::: Given data

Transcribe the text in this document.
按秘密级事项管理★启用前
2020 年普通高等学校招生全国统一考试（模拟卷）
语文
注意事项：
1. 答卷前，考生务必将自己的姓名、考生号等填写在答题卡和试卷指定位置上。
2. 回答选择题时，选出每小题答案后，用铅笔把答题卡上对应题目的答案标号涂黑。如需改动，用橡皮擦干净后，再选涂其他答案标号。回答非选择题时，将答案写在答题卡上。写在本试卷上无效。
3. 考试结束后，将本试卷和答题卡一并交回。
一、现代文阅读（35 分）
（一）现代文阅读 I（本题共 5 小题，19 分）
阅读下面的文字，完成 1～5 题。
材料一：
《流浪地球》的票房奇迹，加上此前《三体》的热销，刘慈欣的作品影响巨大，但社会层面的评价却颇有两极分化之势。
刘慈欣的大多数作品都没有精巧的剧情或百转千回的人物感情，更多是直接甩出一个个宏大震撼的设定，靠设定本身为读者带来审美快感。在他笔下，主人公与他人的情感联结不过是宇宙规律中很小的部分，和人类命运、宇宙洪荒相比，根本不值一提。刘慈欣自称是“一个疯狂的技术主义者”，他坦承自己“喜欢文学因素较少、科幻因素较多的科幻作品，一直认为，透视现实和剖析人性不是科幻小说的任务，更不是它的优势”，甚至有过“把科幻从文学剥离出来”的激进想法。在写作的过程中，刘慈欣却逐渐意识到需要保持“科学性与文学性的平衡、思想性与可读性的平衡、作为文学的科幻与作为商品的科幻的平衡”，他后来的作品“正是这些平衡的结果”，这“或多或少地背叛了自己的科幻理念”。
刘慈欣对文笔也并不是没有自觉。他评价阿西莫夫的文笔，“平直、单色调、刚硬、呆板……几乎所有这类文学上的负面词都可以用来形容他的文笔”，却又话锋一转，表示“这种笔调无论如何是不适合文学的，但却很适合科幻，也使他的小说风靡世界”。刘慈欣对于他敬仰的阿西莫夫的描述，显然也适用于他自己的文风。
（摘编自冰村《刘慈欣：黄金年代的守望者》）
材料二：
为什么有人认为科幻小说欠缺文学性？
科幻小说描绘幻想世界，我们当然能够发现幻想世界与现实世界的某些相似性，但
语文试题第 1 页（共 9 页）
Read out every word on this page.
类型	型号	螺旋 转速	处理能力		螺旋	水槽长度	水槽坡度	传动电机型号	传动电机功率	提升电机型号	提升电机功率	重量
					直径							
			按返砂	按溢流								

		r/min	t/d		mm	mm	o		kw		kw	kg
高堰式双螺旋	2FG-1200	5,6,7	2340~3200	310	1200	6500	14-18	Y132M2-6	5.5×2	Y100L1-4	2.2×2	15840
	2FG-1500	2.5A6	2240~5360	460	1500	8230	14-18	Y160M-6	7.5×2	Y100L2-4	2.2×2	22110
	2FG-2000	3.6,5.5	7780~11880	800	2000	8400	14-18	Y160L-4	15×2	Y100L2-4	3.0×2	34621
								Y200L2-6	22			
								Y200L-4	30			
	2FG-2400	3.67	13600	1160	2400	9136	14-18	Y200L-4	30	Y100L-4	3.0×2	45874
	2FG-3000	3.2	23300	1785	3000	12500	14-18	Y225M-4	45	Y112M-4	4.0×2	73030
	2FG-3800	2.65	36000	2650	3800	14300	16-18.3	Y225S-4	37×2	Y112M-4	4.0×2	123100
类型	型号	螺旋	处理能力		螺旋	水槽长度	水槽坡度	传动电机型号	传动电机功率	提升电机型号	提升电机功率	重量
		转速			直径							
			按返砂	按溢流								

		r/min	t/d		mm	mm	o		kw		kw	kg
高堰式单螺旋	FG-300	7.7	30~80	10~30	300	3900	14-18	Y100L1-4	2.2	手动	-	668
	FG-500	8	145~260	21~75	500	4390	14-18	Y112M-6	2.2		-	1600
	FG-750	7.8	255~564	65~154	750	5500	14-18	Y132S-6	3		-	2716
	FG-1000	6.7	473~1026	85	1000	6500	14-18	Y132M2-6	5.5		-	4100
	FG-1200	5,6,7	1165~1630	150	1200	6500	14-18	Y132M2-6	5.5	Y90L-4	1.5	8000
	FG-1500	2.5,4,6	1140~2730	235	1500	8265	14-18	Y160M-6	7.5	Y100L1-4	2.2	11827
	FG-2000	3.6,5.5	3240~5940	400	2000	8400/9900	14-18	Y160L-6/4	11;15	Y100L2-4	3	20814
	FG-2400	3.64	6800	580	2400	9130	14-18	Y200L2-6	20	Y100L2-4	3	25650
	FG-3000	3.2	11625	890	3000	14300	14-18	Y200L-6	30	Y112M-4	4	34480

::::::

Exercise task: Of the lines above, how many hold the string "提升电机型号"? Answer with only the number.

Solution to this problem: 2